*ACTIVITY A*.
Using the excerpt on sarcosine levels, say whether each statement agrees with it: (i) Koutros et al. reported a significant relationship in the aggressive patients; (ii) sample storage time was limited to a maximum of 3 months; (iii) the study found a positive correlation in the benign group between percentage change in PSA values and fluorometric sarcosine measurements. Answer yes or no for each and quote the words of the excerpt that decide it.
*ACTIVITY B*.
In one to three sentences, explain why the excerpt on sarcosine levels concludes that disease aggression cannot be evaluated with sarcosine levels.
*ACTIVITY C*.
Reproduce the passage of the excerpt on sarcosine levels starting with "Apart from all" and going on through "the present literature.".

Our findings support most of the studies in literature. For example, Koutros et al. (8) classified PC according to tumor aggressiveness in 4 groups (Q1-Q4) and evaluated the relationship between sarcosine levels and the aggressiveness of the disease. They reported strong relationship in non-aggressive patients [for Q4-Q1 odds ratio =1.44, 95% confidence interval (CI): 1.11, 1.88; P-trend 0.006]. However they didn’t report a significant relationship in the aggressive patients (for Q4-Q1 odds ratio =1.03, 95% CI: 0.73, 1.47; P-trend 0.89).
Cao et al. (12) identified that urine sarcosine and sarcosine/creatinine ratio were incompatible with Gleason score and T phase. Similarly, Jentzmik et al. (6) found that sarcosine levels weren’t related to tumor phase or Gleason score (<7 vs. ≥7) (19). In our study, there was no statistically significant difference between colorimetric and fluorometric sarcosine measurements of the malignant patients according to Gleason scores as well (p>0.05).
Struys et al. (7), reported that sarcosine levels weren’t correlated with tumor progression. Wu et al. (4) showed that sarcosine/creatinine ratio wasn’t sufficient for cancer diagnosis and wasn’t determinant for histological degree and identifying the tumour behavior. According to those studies and our study, sarcosine levels and tumor aggressiveness are not related and disease aggression cannot be evaluated with sarcosine levels.
Apart from all these data, our study found statistically significant negative correlation in malignant group and positive correlation in benign group with percentage change in PSA values and fluorometric sarcosine measurements.
Study Limitations
The main limitation was the low amount of sample size. However, the study was designed to be prospective, all groups’ features were analyzed without a control group. Sarcosine kit was obtained from an abroad country and only 90 kit contents could be received. Sample storage had to be in -40 °C and the limiting storage time was maximum 3 months. Despite all these challenging difficulties and lack of technical issues, we believe that we have designed a good study to make an addition to the present literature.

*STORED DATA*.
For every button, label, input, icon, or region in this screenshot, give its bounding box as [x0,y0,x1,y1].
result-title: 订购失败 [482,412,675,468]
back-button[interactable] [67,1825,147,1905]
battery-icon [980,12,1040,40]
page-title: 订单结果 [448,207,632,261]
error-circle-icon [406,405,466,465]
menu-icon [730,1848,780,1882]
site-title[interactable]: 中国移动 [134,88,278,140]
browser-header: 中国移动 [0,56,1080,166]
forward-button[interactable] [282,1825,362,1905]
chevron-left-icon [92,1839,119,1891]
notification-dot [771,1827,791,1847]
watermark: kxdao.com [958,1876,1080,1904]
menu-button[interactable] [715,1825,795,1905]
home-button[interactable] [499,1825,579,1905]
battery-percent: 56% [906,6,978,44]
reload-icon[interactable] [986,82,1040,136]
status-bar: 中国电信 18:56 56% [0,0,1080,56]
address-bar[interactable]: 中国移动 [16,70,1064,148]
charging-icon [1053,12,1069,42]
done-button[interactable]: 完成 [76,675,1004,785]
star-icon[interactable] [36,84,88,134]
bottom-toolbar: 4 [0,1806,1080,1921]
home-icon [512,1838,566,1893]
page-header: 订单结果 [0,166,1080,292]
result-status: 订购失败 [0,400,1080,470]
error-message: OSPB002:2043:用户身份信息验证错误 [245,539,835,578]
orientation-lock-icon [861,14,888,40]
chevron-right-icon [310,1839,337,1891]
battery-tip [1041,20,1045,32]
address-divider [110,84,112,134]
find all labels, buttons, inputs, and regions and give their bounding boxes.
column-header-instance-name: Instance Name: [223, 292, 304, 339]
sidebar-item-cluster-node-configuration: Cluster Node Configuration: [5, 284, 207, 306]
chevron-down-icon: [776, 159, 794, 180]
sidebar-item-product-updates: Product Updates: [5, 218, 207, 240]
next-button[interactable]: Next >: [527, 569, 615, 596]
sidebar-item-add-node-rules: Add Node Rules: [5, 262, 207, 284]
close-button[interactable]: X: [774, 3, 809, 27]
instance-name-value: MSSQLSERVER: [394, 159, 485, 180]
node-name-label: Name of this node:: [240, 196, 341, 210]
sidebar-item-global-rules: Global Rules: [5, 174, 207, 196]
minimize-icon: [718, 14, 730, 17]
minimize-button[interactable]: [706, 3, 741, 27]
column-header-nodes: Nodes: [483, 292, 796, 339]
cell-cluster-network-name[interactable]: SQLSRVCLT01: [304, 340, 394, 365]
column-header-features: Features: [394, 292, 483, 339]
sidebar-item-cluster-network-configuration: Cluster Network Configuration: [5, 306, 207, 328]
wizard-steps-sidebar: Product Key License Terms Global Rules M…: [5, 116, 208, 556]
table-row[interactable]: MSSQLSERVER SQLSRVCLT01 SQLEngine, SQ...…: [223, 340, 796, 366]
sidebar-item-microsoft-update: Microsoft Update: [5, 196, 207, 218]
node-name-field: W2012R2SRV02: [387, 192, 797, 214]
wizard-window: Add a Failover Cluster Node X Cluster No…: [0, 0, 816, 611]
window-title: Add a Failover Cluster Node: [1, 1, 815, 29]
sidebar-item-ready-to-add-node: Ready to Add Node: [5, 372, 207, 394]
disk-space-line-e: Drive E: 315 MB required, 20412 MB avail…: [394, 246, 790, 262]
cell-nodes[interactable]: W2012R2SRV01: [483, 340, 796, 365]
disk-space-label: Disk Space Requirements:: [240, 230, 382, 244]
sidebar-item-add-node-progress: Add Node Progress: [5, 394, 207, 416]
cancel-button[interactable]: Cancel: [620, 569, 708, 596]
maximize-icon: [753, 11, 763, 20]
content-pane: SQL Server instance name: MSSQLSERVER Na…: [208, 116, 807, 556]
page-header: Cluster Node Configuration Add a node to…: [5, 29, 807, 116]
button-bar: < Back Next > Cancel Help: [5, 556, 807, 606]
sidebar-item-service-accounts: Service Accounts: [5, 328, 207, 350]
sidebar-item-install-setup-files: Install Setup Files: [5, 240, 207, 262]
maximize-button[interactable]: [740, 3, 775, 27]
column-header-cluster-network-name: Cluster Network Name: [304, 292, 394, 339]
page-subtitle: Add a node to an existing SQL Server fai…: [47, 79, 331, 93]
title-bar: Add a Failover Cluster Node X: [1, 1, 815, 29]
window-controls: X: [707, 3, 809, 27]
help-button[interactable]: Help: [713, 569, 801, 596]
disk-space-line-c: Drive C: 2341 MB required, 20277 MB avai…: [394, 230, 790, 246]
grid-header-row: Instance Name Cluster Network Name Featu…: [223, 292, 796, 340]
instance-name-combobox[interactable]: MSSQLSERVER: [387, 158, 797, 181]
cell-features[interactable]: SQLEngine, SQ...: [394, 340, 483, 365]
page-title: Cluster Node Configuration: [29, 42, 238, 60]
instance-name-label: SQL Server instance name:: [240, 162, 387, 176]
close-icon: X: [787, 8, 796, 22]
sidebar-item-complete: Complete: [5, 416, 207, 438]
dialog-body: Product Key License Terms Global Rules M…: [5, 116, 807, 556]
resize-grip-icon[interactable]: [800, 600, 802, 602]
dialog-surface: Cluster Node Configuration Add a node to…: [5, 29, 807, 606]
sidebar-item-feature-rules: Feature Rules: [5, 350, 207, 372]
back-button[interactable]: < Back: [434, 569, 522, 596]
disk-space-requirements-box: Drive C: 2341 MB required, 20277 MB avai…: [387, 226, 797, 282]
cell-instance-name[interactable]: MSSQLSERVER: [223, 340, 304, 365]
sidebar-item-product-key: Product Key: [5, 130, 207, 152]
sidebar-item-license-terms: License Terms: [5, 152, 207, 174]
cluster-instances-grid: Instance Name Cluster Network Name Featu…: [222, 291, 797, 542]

*EXPECTED OUTPUT A*.
(i) No: "However they didn’t report a significant relationship in the aggressive patients"
(ii) Yes: "the limiting storage time was maximum 3 months"
(iii) Yes: "positive correlation in benign group with percentage change in PSA values and fluorometric sarcosine measurements"

*EXPECTED OUTPUT B*.
The earlier studies it cites and the authors' own study all indicate that sarcosine levels and tumor aggressiveness are not related. Since no relationship was found, sarcosine levels cannot be used to judge how aggressive the disease is.

*EXPECTED OUTPUT C*.
Apart from all these data, our study found statistically significant negative correlation in malignant group and positive correlation in benign group with percentage change in PSA values and fluorometric sarcosine measurements.
Study Limitations
The main limitation was the low amount of sample size. However, the study was designed to be prospective, all groups’ features were analyzed without a control group. Sarcosine kit was obtained from an abroad country and only 90 kit contents could be received. Sample storage had to be in -40 °C and the limiting storage time was maximum 3 months. Despite all these challenging difficulties and lack of technical issues, we believe that we have designed a good study to make an addition to the present literature.